EXERCISE MATERIAL
- - - -

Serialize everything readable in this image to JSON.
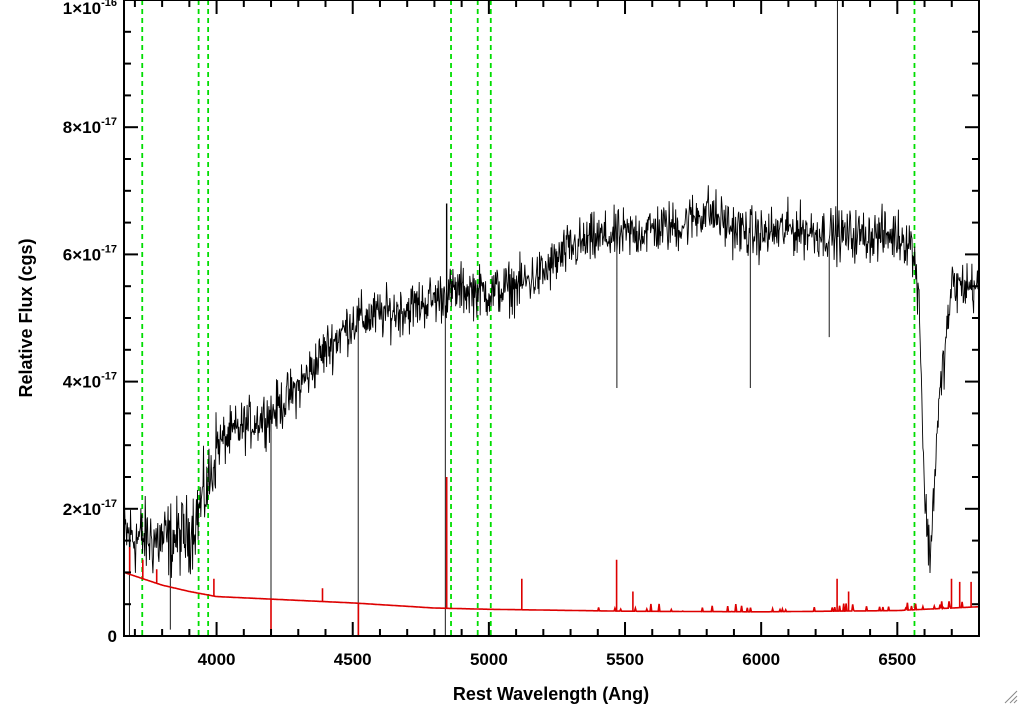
{
  "chart_data": {
    "type": "line",
    "title": "",
    "xlabel": "Rest Wavelength (Ang)",
    "ylabel": "Relative Flux (cgs)",
    "xlim": [
      3660,
      6800
    ],
    "ylim": [
      0,
      1e-16
    ],
    "x_ticks": [
      {
        "value": 4000,
        "label": "4000"
      },
      {
        "value": 4500,
        "label": "4500"
      },
      {
        "value": 5000,
        "label": "5000"
      },
      {
        "value": 5500,
        "label": "5500"
      },
      {
        "value": 6000,
        "label": "6000"
      },
      {
        "value": 6500,
        "label": "6500"
      }
    ],
    "y_ticks": [
      {
        "value": 0,
        "mant": "0",
        "exp": ""
      },
      {
        "value": 2e-17,
        "mant": "2×10",
        "exp": "-17"
      },
      {
        "value": 4e-17,
        "mant": "4×10",
        "exp": "-17"
      },
      {
        "value": 6e-17,
        "mant": "6×10",
        "exp": "-17"
      },
      {
        "value": 8e-17,
        "mant": "8×10",
        "exp": "-17"
      },
      {
        "value": 1e-16,
        "mant": "1×10",
        "exp": "-16"
      }
    ],
    "grid": false,
    "reference_lines": {
      "color": "#00dd00",
      "style": "dashed",
      "x": [
        3727,
        3934,
        3969,
        4861,
        4959,
        5007,
        6563
      ]
    },
    "series": [
      {
        "role": "spectrum",
        "color": "#000000",
        "continuum": {
          "x": [
            3660,
            3700,
            3800,
            3900,
            3980,
            4000,
            4100,
            4200,
            4300,
            4400,
            4500,
            4600,
            4700,
            4800,
            4900,
            5000,
            5100,
            5200,
            5300,
            5400,
            5500,
            5600,
            5700,
            5800,
            5900,
            6000,
            6100,
            6200,
            6300,
            6400,
            6500,
            6550,
            6580,
            6600,
            6620,
            6650,
            6700,
            6800
          ],
          "y": [
            1.6e-17,
            1.55e-17,
            1.5e-17,
            1.6e-17,
            2.5e-17,
            3e-17,
            3.3e-17,
            3.5e-17,
            3.9e-17,
            4.5e-17,
            4.95e-17,
            5.05e-17,
            5.15e-17,
            5.3e-17,
            5.45e-17,
            5.4e-17,
            5.5e-17,
            5.7e-17,
            6.1e-17,
            6.25e-17,
            6.3e-17,
            6.4e-17,
            6.45e-17,
            6.7e-17,
            6.4e-17,
            6.3e-17,
            6.4e-17,
            6.35e-17,
            6.3e-17,
            6.3e-17,
            6.3e-17,
            6.2e-17,
            5.4e-17,
            2.2e-17,
            1.2e-17,
            3.5e-17,
            5.5e-17,
            5.5e-17
          ]
        },
        "noise_amplitude": 4e-18,
        "features": [
          {
            "x": 4200,
            "y": 0
          },
          {
            "x": 4520,
            "y": 0
          },
          {
            "x": 4840,
            "y": 0
          },
          {
            "x": 4845,
            "y": 6.8e-17
          },
          {
            "x": 5470,
            "y": 8.8e-17
          },
          {
            "x": 5470,
            "y": 3.9e-17
          },
          {
            "x": 5960,
            "y": 3.9e-17
          },
          {
            "x": 6280,
            "y": 1e-16
          },
          {
            "x": 6250,
            "y": 4.7e-17
          },
          {
            "x": 3830,
            "y": 1e-18
          },
          {
            "x": 3680,
            "y": 0
          }
        ]
      },
      {
        "role": "error",
        "color": "#dd0000",
        "continuum": {
          "x": [
            3660,
            3800,
            3900,
            4000,
            4200,
            4500,
            4800,
            5000,
            5500,
            6000,
            6500,
            6800
          ],
          "y": [
            1e-17,
            8e-18,
            7e-18,
            6.2e-18,
            5.8e-18,
            5.2e-18,
            4.4e-18,
            4.2e-18,
            3.9e-18,
            3.8e-18,
            4e-18,
            4.6e-18
          ]
        },
        "features": [
          {
            "x": 3680,
            "y": 1.4e-17
          },
          {
            "x": 3730,
            "y": 1.2e-17
          },
          {
            "x": 3780,
            "y": 1.05e-17
          },
          {
            "x": 3990,
            "y": 9e-18
          },
          {
            "x": 4200,
            "y": 0
          },
          {
            "x": 4390,
            "y": 7.5e-18
          },
          {
            "x": 4520,
            "y": 0
          },
          {
            "x": 4845,
            "y": 2.5e-17
          },
          {
            "x": 5120,
            "y": 9e-18
          },
          {
            "x": 5470,
            "y": 1.2e-17
          },
          {
            "x": 5530,
            "y": 7e-18
          },
          {
            "x": 6280,
            "y": 9e-18
          },
          {
            "x": 6320,
            "y": 7e-18
          },
          {
            "x": 6700,
            "y": 9e-18
          },
          {
            "x": 6730,
            "y": 8.5e-18
          },
          {
            "x": 6770,
            "y": 8.5e-18
          }
        ]
      }
    ]
  }
}
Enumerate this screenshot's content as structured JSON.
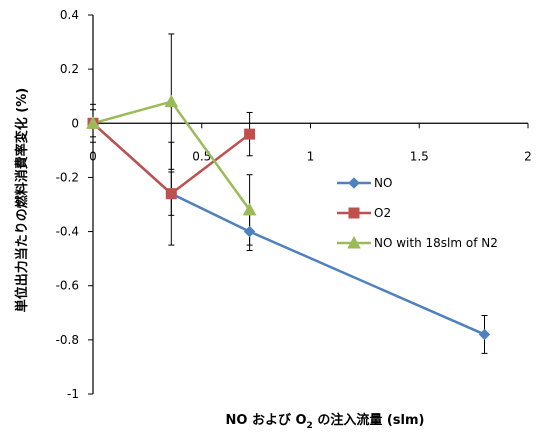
{
  "chart_data": {
    "type": "line",
    "title": "",
    "xlabel": "NO および O₂ の注入流量 (slm)",
    "xlabel_parts": {
      "pre": "NO および O",
      "sub": "2",
      "post": " の注入流量 (slm)"
    },
    "ylabel": "単位出力当たりの燃料消費率変化 (%)",
    "xlim": [
      0,
      2
    ],
    "ylim": [
      -1,
      0.4
    ],
    "x_ticks": [
      {
        "value": 0,
        "label": "0"
      },
      {
        "value": 0.5,
        "label": "0.5"
      },
      {
        "value": 1,
        "label": "1"
      },
      {
        "value": 1.5,
        "label": "1.5"
      },
      {
        "value": 2,
        "label": "2"
      }
    ],
    "y_ticks": [
      {
        "value": 0.4,
        "label": "0.4"
      },
      {
        "value": 0.2,
        "label": "0.2"
      },
      {
        "value": 0,
        "label": "0"
      },
      {
        "value": -0.2,
        "label": "-0.2"
      },
      {
        "value": -0.4,
        "label": "-0.4"
      },
      {
        "value": -0.6,
        "label": "-0.6"
      },
      {
        "value": -0.8,
        "label": "-0.8"
      },
      {
        "value": -1,
        "label": "-1"
      }
    ],
    "grid": false,
    "legend_position": "right-center",
    "series": [
      {
        "name": "NO",
        "color": "#4f81bd",
        "marker": "diamond",
        "points": [
          {
            "x": 0,
            "y": 0,
            "err": 0.0
          },
          {
            "x": 0.36,
            "y": -0.26,
            "err": 0.08
          },
          {
            "x": 0.72,
            "y": -0.4,
            "err": 0.07
          },
          {
            "x": 1.8,
            "y": -0.78,
            "err": 0.07
          }
        ]
      },
      {
        "name": "O2",
        "color": "#c0504d",
        "marker": "square",
        "points": [
          {
            "x": 0,
            "y": 0,
            "err": 0.05
          },
          {
            "x": 0.36,
            "y": -0.26,
            "err": 0.19
          },
          {
            "x": 0.72,
            "y": -0.04,
            "err": 0.08
          }
        ]
      },
      {
        "name": "NO with 18slm of N2",
        "color": "#9bbb59",
        "marker": "triangle",
        "points": [
          {
            "x": 0,
            "y": 0,
            "err": 0.07
          },
          {
            "x": 0.36,
            "y": 0.08,
            "err": 0.25
          },
          {
            "x": 0.72,
            "y": -0.32,
            "err": 0.13
          }
        ]
      }
    ]
  }
}
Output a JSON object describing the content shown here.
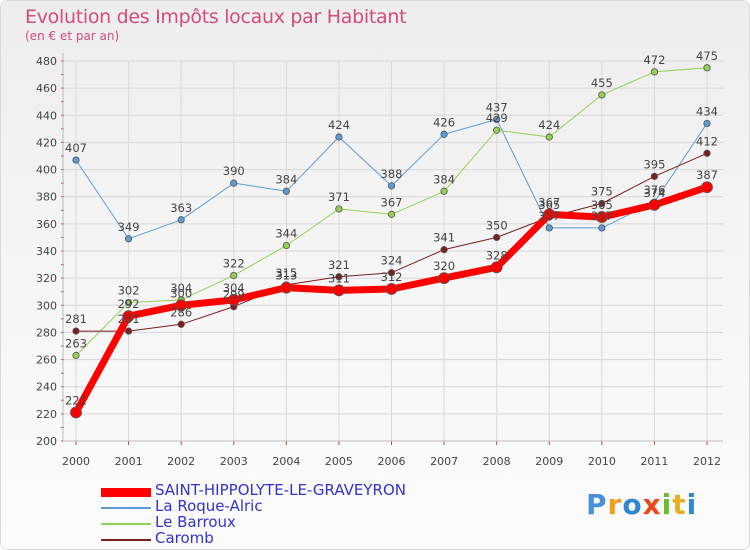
{
  "header": {
    "title": "Evolution des Impôts locaux par Habitant",
    "subtitle": "(en € et par an)"
  },
  "logo": {
    "letters": [
      "P",
      "r",
      "o",
      "x",
      "i",
      "t",
      "i"
    ],
    "colors": [
      "#4a90d9",
      "#f0a020",
      "#2d8ad0",
      "#e84a1c",
      "#6cbd2c",
      "#e8b020",
      "#2d8ad0"
    ]
  },
  "chart_data": {
    "type": "line",
    "title": "Evolution des Impôts locaux par Habitant",
    "subtitle": "(en € et par an)",
    "xlabel": "",
    "ylabel": "",
    "categories": [
      "2000",
      "2001",
      "2002",
      "2003",
      "2004",
      "2005",
      "2006",
      "2007",
      "2008",
      "2009",
      "2010",
      "2011",
      "2012"
    ],
    "ylim": [
      200,
      480
    ],
    "yticks": [
      200,
      220,
      240,
      260,
      280,
      300,
      320,
      340,
      360,
      380,
      400,
      420,
      440,
      460,
      480
    ],
    "grid": true,
    "legend_position": "bottom-left",
    "series": [
      {
        "name": "SAINT-HIPPOLYTE-LE-GRAVEYRON",
        "color": "#ff0000",
        "text_color": "#3333cc",
        "width": 7,
        "values": [
          221,
          292,
          300,
          304,
          313,
          311,
          312,
          320,
          328,
          367,
          365,
          374,
          387
        ]
      },
      {
        "name": "La Roque-Alric",
        "color": "#5b9bd5",
        "text_color": "#3333cc",
        "width": 1,
        "values": [
          407,
          349,
          363,
          390,
          384,
          424,
          388,
          426,
          437,
          357,
          357,
          376,
          434
        ]
      },
      {
        "name": "Le Barroux",
        "color": "#92d050",
        "text_color": "#3333cc",
        "width": 1,
        "values": [
          263,
          302,
          304,
          322,
          344,
          371,
          367,
          384,
          429,
          424,
          455,
          472,
          475
        ]
      },
      {
        "name": "Caromb",
        "color": "#7b1f1f",
        "text_color": "#3333cc",
        "width": 1,
        "values": [
          281,
          281,
          286,
          299,
          315,
          321,
          324,
          341,
          350,
          365,
          375,
          395,
          412
        ]
      }
    ]
  }
}
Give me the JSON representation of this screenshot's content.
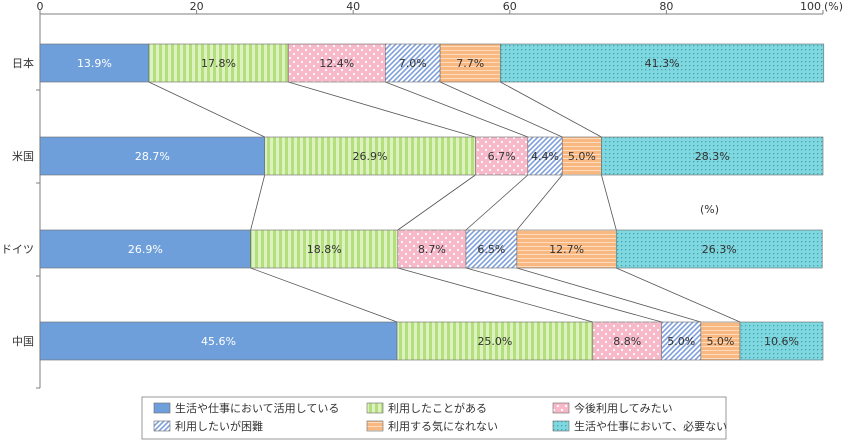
{
  "chart_data": {
    "type": "bar",
    "stacked": true,
    "orientation": "horizontal",
    "categories": [
      "日本",
      "米国",
      "ドイツ",
      "中国"
    ],
    "xlim": [
      0,
      100
    ],
    "x_ticks": [
      "0",
      "20",
      "40",
      "60",
      "80",
      "100"
    ],
    "x_unit": "(%)",
    "unit_note": "(%)",
    "series": [
      {
        "name": "生活や仕事において活用している",
        "values": [
          13.9,
          28.7,
          26.9,
          45.6
        ],
        "labels": [
          "13.9%",
          "28.7%",
          "26.9%",
          "45.6%"
        ],
        "color": "#6f9fdb",
        "pattern": "solid"
      },
      {
        "name": "利用したことがある",
        "values": [
          17.8,
          26.9,
          18.8,
          25.0
        ],
        "labels": [
          "17.8%",
          "26.9%",
          "18.8%",
          "25.0%"
        ],
        "color": "#b3e07a",
        "pattern": "vlines"
      },
      {
        "name": "今後利用してみたい",
        "values": [
          12.4,
          6.7,
          8.7,
          8.8
        ],
        "labels": [
          "12.4%",
          "6.7%",
          "8.7%",
          "8.8%"
        ],
        "color": "#f7b9c9",
        "pattern": "dots"
      },
      {
        "name": "利用したいが困難",
        "values": [
          7.0,
          4.4,
          6.5,
          5.0
        ],
        "labels": [
          "7.0%",
          "4.4%",
          "6.5%",
          "5.0%"
        ],
        "color": "#7fa0dc",
        "pattern": "diag"
      },
      {
        "name": "利用する気になれない",
        "values": [
          7.7,
          5.0,
          12.7,
          5.0
        ],
        "labels": [
          "7.7%",
          "5.0%",
          "12.7%",
          "5.0%"
        ],
        "color": "#f9b880",
        "pattern": "hlines"
      },
      {
        "name": "生活や仕事において、必要ない",
        "values": [
          41.3,
          28.3,
          26.3,
          10.6
        ],
        "labels": [
          "41.3%",
          "28.3%",
          "26.3%",
          "10.6%"
        ],
        "color": "#7fd7e0",
        "pattern": "grid"
      }
    ],
    "legend_position": "bottom",
    "grid": false
  }
}
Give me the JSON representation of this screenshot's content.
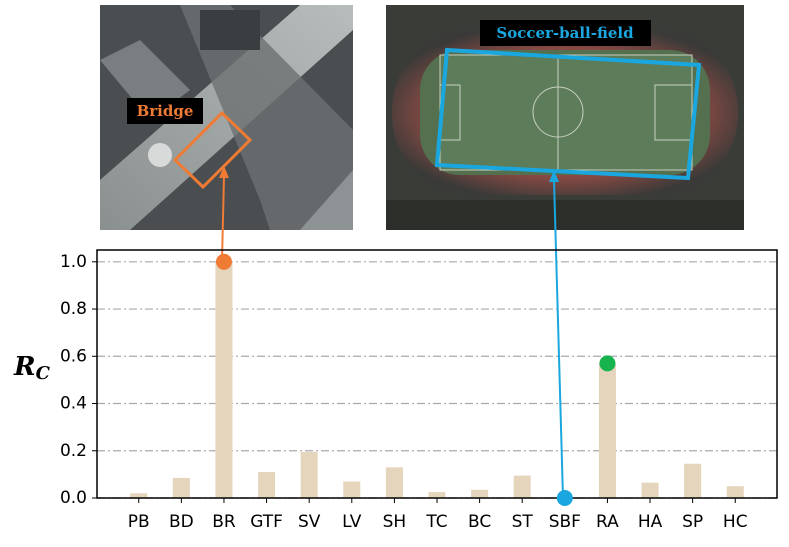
{
  "chart_data": {
    "type": "bar",
    "ylabel": [
      "R",
      "C"
    ],
    "categories": [
      "PB",
      "BD",
      "BR",
      "GTF",
      "SV",
      "LV",
      "SH",
      "TC",
      "BC",
      "ST",
      "SBF",
      "RA",
      "HA",
      "SP",
      "HC"
    ],
    "values": [
      0.02,
      0.085,
      1.0,
      0.11,
      0.195,
      0.07,
      0.13,
      0.025,
      0.035,
      0.095,
      0.0,
      0.57,
      0.065,
      0.145,
      0.05
    ],
    "color": "#e6d5bd",
    "marker_colors": [
      null,
      null,
      "#ef7b35",
      null,
      null,
      null,
      null,
      null,
      null,
      null,
      "#1aa7e0",
      "#17b34f",
      null,
      null,
      null
    ],
    "ylim": [
      0,
      1.05
    ],
    "yticks": [
      {
        "value": 0,
        "label": "0.0"
      },
      0.2,
      0.4,
      0.6,
      0.8,
      {
        "value": 1,
        "label": "1.0"
      }
    ],
    "grid": true,
    "annotations": [
      {
        "text": "Bridge",
        "color": "#ef7b35"
      },
      {
        "text": "Soccer-ball-field",
        "color": "#1aa7e0"
      }
    ]
  }
}
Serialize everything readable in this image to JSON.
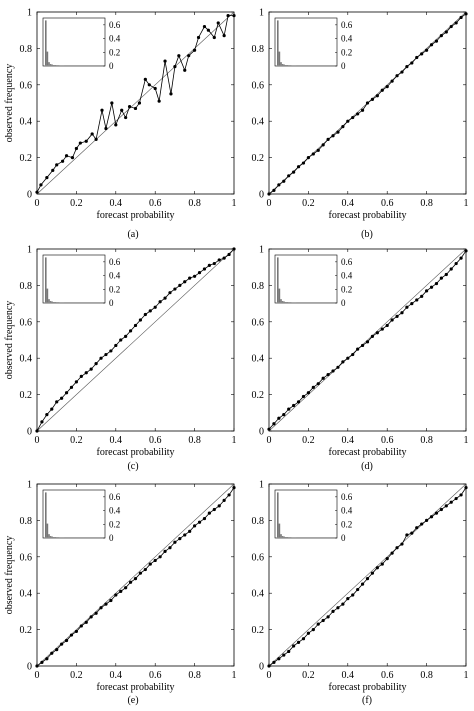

- - - -

DIRECTIONS
Read through the entries and copy each line in which "の注入流量" appears.

SOLUTION FOR THIS EXERCISE
    "xlabel": "NO および O₂ の注入流量 (slm)",
      "post": " の注入流量 (slm)"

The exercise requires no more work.